::: Records for the exercise
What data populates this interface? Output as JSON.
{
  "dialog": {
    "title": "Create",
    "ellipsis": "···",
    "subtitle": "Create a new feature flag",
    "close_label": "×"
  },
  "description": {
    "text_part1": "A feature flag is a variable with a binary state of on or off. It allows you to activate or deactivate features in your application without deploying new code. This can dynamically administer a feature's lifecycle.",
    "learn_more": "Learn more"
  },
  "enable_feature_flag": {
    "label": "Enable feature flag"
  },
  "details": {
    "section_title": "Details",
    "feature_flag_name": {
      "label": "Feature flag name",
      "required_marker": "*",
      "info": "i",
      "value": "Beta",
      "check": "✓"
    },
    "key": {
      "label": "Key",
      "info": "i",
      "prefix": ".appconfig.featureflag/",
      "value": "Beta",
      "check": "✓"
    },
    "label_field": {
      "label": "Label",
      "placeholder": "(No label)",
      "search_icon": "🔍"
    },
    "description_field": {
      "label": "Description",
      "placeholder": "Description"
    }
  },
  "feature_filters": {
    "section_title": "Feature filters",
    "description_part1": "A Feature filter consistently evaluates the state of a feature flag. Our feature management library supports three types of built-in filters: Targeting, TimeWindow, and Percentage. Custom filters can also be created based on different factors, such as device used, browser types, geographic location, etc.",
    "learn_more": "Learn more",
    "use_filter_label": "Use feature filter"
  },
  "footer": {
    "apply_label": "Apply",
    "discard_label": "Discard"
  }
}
::::::
::: Records for the exercise
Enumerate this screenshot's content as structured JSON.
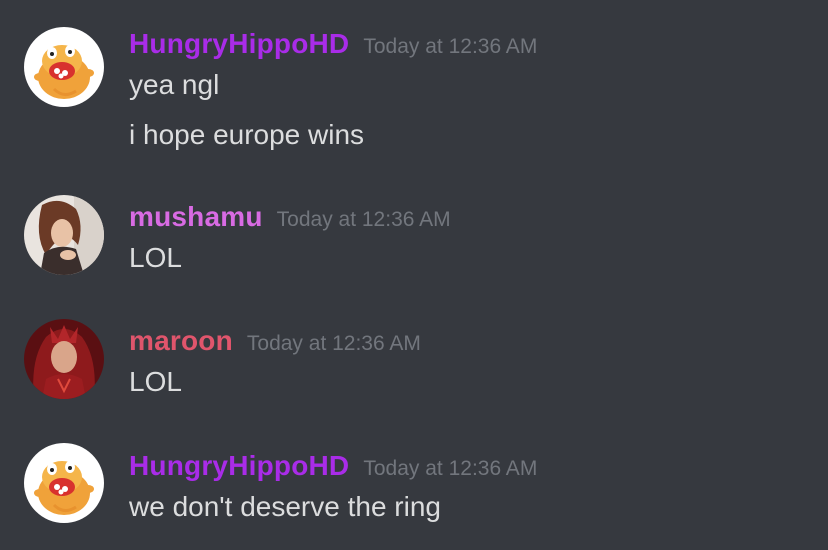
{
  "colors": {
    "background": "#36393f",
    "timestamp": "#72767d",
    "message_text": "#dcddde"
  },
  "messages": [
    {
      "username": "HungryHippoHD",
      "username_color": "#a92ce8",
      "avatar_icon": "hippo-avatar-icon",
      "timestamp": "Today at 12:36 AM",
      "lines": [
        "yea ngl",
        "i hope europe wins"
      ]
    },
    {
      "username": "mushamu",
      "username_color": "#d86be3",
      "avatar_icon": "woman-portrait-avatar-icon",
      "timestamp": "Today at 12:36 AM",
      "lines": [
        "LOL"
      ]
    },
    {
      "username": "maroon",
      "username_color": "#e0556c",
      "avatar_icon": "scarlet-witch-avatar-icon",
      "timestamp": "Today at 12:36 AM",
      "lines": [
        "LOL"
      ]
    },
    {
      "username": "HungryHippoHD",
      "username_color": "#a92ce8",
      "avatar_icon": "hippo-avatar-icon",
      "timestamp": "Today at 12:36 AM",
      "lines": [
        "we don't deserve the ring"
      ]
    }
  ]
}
::::::
[Your objective] Copy each line above that contains the string "JSON".

[Solution to the problem]
What data populates this interface? Output as JSON.
Enumerate this screenshot's content as structured JSON.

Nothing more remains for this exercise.